:: Provided information ::
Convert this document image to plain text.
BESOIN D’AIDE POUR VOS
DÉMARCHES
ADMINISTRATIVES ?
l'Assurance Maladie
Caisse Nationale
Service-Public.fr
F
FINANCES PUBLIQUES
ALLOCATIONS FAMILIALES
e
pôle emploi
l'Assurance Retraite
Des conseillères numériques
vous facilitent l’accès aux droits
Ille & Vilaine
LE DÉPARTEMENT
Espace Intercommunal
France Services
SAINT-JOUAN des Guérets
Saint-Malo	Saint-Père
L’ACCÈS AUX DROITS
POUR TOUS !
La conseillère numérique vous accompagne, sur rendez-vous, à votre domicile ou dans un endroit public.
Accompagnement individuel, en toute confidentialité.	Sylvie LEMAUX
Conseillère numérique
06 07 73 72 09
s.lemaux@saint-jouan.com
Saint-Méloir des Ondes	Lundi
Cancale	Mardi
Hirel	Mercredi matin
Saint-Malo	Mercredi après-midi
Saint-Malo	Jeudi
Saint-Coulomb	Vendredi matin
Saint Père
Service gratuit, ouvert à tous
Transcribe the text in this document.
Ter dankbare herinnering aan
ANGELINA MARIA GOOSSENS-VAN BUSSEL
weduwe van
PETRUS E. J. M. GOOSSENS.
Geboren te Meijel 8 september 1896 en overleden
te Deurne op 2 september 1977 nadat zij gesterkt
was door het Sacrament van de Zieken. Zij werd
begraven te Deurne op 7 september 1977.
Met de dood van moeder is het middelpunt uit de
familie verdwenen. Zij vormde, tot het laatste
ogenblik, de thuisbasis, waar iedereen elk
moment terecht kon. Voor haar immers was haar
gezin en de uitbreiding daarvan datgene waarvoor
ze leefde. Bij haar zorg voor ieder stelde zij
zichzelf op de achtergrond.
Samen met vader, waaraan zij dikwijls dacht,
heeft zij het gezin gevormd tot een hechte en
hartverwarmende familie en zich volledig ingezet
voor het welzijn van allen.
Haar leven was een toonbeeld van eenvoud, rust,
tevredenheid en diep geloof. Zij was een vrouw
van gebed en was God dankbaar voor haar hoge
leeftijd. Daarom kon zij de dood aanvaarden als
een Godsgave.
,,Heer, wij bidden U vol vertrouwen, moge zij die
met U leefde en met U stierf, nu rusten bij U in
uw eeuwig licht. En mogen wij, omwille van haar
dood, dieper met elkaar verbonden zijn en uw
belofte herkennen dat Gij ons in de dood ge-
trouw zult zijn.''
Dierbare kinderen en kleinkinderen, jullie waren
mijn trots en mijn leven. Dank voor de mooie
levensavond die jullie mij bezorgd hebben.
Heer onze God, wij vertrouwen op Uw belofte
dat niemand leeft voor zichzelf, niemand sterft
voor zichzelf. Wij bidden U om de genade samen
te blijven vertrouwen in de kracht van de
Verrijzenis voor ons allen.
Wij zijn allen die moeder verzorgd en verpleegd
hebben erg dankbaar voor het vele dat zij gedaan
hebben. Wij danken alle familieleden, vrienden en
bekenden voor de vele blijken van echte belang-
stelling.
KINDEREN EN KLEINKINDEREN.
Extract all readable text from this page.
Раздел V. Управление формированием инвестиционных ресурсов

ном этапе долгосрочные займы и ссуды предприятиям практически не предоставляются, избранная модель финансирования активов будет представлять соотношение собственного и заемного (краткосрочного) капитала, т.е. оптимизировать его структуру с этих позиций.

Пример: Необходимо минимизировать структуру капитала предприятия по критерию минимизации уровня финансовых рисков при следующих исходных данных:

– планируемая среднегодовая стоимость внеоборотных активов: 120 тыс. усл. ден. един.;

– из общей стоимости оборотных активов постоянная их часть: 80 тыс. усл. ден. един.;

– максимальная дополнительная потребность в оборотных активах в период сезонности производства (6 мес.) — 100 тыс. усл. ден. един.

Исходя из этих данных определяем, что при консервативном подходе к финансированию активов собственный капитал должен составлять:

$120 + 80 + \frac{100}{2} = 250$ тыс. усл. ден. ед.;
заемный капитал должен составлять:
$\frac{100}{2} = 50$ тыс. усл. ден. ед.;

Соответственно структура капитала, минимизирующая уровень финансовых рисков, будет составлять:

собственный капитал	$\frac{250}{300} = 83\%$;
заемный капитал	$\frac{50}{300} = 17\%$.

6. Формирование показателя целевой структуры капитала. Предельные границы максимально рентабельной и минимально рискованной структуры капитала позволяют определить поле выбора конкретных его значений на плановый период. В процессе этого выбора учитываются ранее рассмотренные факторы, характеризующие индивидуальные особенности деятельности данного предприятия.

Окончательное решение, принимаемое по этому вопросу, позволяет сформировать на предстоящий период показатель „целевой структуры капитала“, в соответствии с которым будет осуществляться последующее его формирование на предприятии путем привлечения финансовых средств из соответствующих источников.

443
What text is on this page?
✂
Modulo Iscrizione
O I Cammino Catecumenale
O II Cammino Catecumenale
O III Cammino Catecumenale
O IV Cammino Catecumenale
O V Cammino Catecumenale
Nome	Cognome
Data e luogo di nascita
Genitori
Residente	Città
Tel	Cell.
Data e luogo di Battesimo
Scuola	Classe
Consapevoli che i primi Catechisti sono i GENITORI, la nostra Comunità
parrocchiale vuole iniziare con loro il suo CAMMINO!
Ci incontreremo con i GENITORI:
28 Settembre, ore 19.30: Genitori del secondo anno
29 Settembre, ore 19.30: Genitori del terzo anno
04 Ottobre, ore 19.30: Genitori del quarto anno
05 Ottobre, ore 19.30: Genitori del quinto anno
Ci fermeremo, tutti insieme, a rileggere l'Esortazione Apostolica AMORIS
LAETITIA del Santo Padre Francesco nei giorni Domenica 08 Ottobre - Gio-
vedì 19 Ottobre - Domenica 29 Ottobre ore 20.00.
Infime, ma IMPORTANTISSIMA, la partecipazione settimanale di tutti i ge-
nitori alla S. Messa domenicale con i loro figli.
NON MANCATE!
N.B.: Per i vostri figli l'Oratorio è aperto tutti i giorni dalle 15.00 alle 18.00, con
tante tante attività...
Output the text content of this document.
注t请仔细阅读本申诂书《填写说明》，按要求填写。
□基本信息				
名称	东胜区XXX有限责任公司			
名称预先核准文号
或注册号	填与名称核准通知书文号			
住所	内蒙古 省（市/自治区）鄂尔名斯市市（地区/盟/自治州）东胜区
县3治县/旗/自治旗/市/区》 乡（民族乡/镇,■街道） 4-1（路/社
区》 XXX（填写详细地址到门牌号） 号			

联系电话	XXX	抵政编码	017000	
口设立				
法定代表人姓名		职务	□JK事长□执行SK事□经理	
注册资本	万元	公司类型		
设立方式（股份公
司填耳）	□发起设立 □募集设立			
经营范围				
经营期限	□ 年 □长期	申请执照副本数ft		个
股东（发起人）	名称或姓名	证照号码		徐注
:::
[Given exercise] Copy exactly the lines from the one containing "Output the text content of this document." through the last line of the records, both included, and nothing else.

[Exercise result]
Output the text content of this document.
注t请仔细阅读本申诂书《填写说明》，按要求填写。
□基本信息				
名称	东胜区XXX有限责任公司			
名称预先核准文号
或注册号	填与名称核准通知书文号			
住所	内蒙古 省（市/自治区）鄂尔名斯市市（地区/盟/自治州）东胜区
县3治县/旗/自治旗/市/区》 乡（民族乡/镇,■街道） 4-1（路/社
区》 XXX（填写详细地址到门牌号） 号			

联系电话	XXX	抵政编码	017000	
口设立				
法定代表人姓名		职务	□JK事长□执行SK事□经理	
注册资本	万元	公司类型		
设立方式（股份公
司填耳）	□发起设立 □募集设立			
经营范围				
经营期限	□ 年 □长期	申请执照副本数ft		个
股东（发起人）	名称或姓名	证照号码		徐注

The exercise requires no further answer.